Supplied material »
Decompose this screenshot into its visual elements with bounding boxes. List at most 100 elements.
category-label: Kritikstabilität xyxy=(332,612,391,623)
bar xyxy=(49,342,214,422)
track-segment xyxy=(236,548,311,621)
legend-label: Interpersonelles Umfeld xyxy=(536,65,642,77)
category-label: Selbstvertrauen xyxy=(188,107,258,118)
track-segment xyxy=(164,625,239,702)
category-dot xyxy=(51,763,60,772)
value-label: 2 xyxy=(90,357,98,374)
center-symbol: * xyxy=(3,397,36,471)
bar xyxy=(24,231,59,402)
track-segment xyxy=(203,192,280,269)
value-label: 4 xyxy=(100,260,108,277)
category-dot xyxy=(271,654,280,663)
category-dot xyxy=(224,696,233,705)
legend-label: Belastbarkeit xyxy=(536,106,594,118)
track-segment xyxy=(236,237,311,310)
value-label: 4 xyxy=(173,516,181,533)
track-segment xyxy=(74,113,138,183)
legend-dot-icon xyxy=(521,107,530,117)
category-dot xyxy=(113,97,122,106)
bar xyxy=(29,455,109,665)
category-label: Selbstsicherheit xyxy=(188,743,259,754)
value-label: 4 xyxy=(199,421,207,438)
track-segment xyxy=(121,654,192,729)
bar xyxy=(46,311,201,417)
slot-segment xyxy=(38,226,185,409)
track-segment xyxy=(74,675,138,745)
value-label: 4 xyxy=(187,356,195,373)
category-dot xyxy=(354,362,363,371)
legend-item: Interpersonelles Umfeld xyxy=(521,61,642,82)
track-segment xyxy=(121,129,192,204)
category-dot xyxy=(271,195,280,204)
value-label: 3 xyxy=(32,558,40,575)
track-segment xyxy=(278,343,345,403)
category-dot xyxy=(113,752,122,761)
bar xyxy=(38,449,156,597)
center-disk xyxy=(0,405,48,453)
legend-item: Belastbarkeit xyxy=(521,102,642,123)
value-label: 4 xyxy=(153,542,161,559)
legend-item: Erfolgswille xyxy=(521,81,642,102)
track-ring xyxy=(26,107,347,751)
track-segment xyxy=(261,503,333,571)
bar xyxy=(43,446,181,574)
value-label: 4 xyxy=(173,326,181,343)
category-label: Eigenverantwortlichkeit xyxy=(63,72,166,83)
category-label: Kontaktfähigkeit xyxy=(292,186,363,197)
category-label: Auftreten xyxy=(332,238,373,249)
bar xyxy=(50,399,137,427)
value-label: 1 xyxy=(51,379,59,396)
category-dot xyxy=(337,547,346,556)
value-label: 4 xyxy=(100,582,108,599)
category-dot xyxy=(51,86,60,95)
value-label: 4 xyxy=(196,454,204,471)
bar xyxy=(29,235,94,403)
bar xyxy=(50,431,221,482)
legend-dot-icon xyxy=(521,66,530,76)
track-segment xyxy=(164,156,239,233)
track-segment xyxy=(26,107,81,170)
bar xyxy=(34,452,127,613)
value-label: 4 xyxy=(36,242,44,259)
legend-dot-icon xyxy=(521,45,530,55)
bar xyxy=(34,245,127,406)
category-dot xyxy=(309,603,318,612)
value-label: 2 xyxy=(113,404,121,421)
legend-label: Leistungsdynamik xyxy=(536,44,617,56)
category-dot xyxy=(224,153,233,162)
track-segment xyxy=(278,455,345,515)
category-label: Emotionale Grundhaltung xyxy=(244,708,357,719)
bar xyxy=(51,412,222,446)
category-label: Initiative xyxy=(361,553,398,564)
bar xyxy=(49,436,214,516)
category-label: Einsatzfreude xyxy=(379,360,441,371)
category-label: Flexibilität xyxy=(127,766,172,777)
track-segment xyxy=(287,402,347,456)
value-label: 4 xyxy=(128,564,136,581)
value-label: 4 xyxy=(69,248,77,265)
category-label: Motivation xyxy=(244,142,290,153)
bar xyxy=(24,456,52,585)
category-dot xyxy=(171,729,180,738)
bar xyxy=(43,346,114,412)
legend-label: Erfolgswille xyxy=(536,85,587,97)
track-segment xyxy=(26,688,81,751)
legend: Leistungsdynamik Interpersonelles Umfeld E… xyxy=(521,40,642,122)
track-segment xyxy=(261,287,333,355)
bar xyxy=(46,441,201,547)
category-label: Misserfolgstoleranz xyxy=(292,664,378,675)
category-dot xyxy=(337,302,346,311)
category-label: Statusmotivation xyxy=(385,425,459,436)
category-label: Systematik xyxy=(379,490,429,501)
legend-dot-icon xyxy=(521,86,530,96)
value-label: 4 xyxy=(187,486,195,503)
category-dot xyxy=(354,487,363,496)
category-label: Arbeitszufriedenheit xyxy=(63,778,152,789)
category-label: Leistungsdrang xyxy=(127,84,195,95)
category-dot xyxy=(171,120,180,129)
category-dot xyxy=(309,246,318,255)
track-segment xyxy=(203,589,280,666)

Your objective » Reproduce the material in full, substituting "category-marker" for every occurrence of "category-dot" and leaving everything else unchanged.

Answer to this exercise »
Decompose this screenshot into its visual elements with bounding boxes. List at most 100 elements.
category-label: Kritikstabilität xyxy=(332,612,391,623)
bar xyxy=(49,342,214,422)
track-segment xyxy=(236,548,311,621)
legend-label: Interpersonelles Umfeld xyxy=(536,65,642,77)
category-label: Selbstvertrauen xyxy=(188,107,258,118)
track-segment xyxy=(164,625,239,702)
category-marker xyxy=(51,763,60,772)
value-label: 2 xyxy=(90,357,98,374)
center-symbol: * xyxy=(3,397,36,471)
bar xyxy=(24,231,59,402)
track-segment xyxy=(203,192,280,269)
value-label: 4 xyxy=(100,260,108,277)
category-marker xyxy=(271,654,280,663)
category-marker xyxy=(224,696,233,705)
legend-label: Belastbarkeit xyxy=(536,106,594,118)
track-segment xyxy=(236,237,311,310)
value-label: 4 xyxy=(173,516,181,533)
track-segment xyxy=(74,113,138,183)
legend-dot-icon xyxy=(521,107,530,117)
category-marker xyxy=(113,97,122,106)
bar xyxy=(29,455,109,665)
category-label: Selbstsicherheit xyxy=(188,743,259,754)
value-label: 4 xyxy=(199,421,207,438)
track-segment xyxy=(121,654,192,729)
bar xyxy=(46,311,201,417)
slot-segment xyxy=(38,226,185,409)
track-segment xyxy=(74,675,138,745)
value-label: 4 xyxy=(187,356,195,373)
category-marker xyxy=(354,362,363,371)
legend-item: Interpersonelles Umfeld xyxy=(521,61,642,82)
track-segment xyxy=(121,129,192,204)
category-marker xyxy=(271,195,280,204)
value-label: 3 xyxy=(32,558,40,575)
track-segment xyxy=(278,343,345,403)
category-marker xyxy=(113,752,122,761)
bar xyxy=(38,449,156,597)
center-disk xyxy=(0,405,48,453)
legend-item: Belastbarkeit xyxy=(521,102,642,123)
value-label: 4 xyxy=(153,542,161,559)
legend-item: Erfolgswille xyxy=(521,81,642,102)
track-ring xyxy=(26,107,347,751)
track-segment xyxy=(261,503,333,571)
bar xyxy=(43,446,181,574)
value-label: 4 xyxy=(173,326,181,343)
category-label: Eigenverantwortlichkeit xyxy=(63,72,166,83)
category-label: Kontaktfähigkeit xyxy=(292,186,363,197)
category-label: Auftreten xyxy=(332,238,373,249)
bar xyxy=(50,399,137,427)
value-label: 1 xyxy=(51,379,59,396)
category-marker xyxy=(337,547,346,556)
value-label: 4 xyxy=(100,582,108,599)
category-marker xyxy=(51,86,60,95)
value-label: 4 xyxy=(196,454,204,471)
bar xyxy=(29,235,94,403)
bar xyxy=(50,431,221,482)
legend-dot-icon xyxy=(521,66,530,76)
track-segment xyxy=(164,156,239,233)
track-segment xyxy=(26,107,81,170)
bar xyxy=(34,452,127,613)
value-label: 4 xyxy=(36,242,44,259)
legend-dot-icon xyxy=(521,45,530,55)
bar xyxy=(34,245,127,406)
category-marker xyxy=(309,603,318,612)
value-label: 2 xyxy=(113,404,121,421)
legend-label: Leistungsdynamik xyxy=(536,44,617,56)
category-marker xyxy=(224,153,233,162)
track-segment xyxy=(278,455,345,515)
category-label: Emotionale Grundhaltung xyxy=(244,708,357,719)
bar xyxy=(51,412,222,446)
category-label: Initiative xyxy=(361,553,398,564)
bar xyxy=(49,436,214,516)
category-label: Einsatzfreude xyxy=(379,360,441,371)
category-label: Flexibilität xyxy=(127,766,172,777)
track-segment xyxy=(287,402,347,456)
value-label: 4 xyxy=(128,564,136,581)
value-label: 4 xyxy=(69,248,77,265)
category-label: Motivation xyxy=(244,142,290,153)
bar xyxy=(24,456,52,585)
category-marker xyxy=(171,729,180,738)
bar xyxy=(43,346,114,412)
legend-label: Erfolgswille xyxy=(536,85,587,97)
track-segment xyxy=(26,688,81,751)
legend: Leistungsdynamik Interpersonelles Umfeld E… xyxy=(521,40,642,122)
track-segment xyxy=(261,287,333,355)
bar xyxy=(46,441,201,547)
category-label: Misserfolgstoleranz xyxy=(292,664,378,675)
category-marker xyxy=(337,302,346,311)
category-label: Statusmotivation xyxy=(385,425,459,436)
category-label: Systematik xyxy=(379,490,429,501)
legend-dot-icon xyxy=(521,86,530,96)
value-label: 4 xyxy=(187,486,195,503)
category-marker xyxy=(354,487,363,496)
category-label: Arbeitszufriedenheit xyxy=(63,778,152,789)
category-label: Leistungsdrang xyxy=(127,84,195,95)
category-marker xyxy=(171,120,180,129)
category-marker xyxy=(309,246,318,255)
track-segment xyxy=(203,589,280,666)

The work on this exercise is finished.